What is expected
Find each line containing the string "yang" and return it.

Recorded data
* BEGIN *

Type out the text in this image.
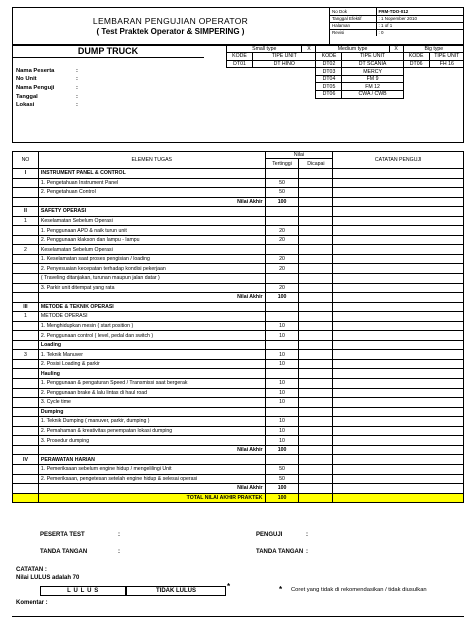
LEMBARAN PENGUJIAN OPERATOR
( Test Praktek Operator & SIMPERING )
No Dok	FRM-TDO-012
Tanggal Efektif	: 1 Nopember 2010
Halaman	: 1 of 1
Revisi	: 0
DUMP TRUCK	Small type		X	Medium type		X	Big type	
KODE	TIPE UNIT		KODE	TIPE UNIT		KODE	TIPE UNIT
DT01	DT HINO		DT02	DT SCANIA		DT06	FH 16
			DT03	MERCY			
			DT04	FM 9			
			DT05	FM 12			
			DT06	CWA / CWB			
Nama Peserta	:
No Unit	:
Nama Penguji	:
Tanggal	:
Lokasi	:
NO	ELEMEN TUGAS	Nilai		CATATAN PENGUJI
		Tertinggi	Dicapai	
I	INSTRUMENT PANEL & CONTROL			
	1. Pengetahuan Instrument Panel	50		
	2. Pengetahuan Control	50		
	Nilai Akhir	100		
II	SAFETY OPERASI			
1	Keselamatan Sebelum Operasi			
	1. Penggunaan APD & naik turun unit	20		
	2. Penggunaan klakson dan lampu - lampu	20		
2	Keselamatan Sebelum Operasi			
	1. Keselamatan saat proses pengisian / loading	20		
	2. Penyesuaian kecepatan terhadap kondisi pekerjaan	20		
	( Traveling ditanjakan, turunan maupun jalan datar )			
	3. Parkir unit ditempat yang rata	20		
	Nilai Akhir	100		
III	METODE & TEKNIK OPERASI			
1	METODE OPERASI			
	1. Menghidupkan mesin ( start position )	10		
	2. Penggunaan control ( level, pedal dan switch )	10		
	Loading			
3	1. Teknik Manuver	10		
	2. Posisi Loading & parkir	10		
	Hauling			
	1. Penggunaan & pengaturan Speed / Transmissi saat bergerak	10		
	2. Penggunaan brake & lalu lintas di haul road	10		
	3. Cycle time	10		
	Dumping			
	1. Teknik Dumping ( manuver, parkir, dumping )	10		
	2. Pemahaman & kreativitas penempatan lokasi dumping	10		
	3. Prosedur dumping	10		
	Nilai Akhir	100		
IV	PERAWATAN HARIAN			
	1. Pemeriksaan sebelum engine hidup / mengelilingi Unit	50		
	2. Pemeriksaan, pengetesan setelah engine hidup & selesai operasi	50		
	Nilai Akhir	100		
	TOTAL NILAI AKHIR PRAKTEK	100		
PESERTA TEST	:	PENGUJI	:
TANDA TANGAN	:	TANDA TANGAN :
CATATAN :
Nilai LULUS adalah 70
L U L U S	TIDAK LULUS	*	* Coret yang tidak di rekomendasikan / tidak diusulkan
Komentar :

* END *

Answer below
	3. Parkir unit ditempat yang rata	20		
L U L U S	TIDAK LULUS	*	* Coret yang tidak di rekomendasikan / tidak diusulkan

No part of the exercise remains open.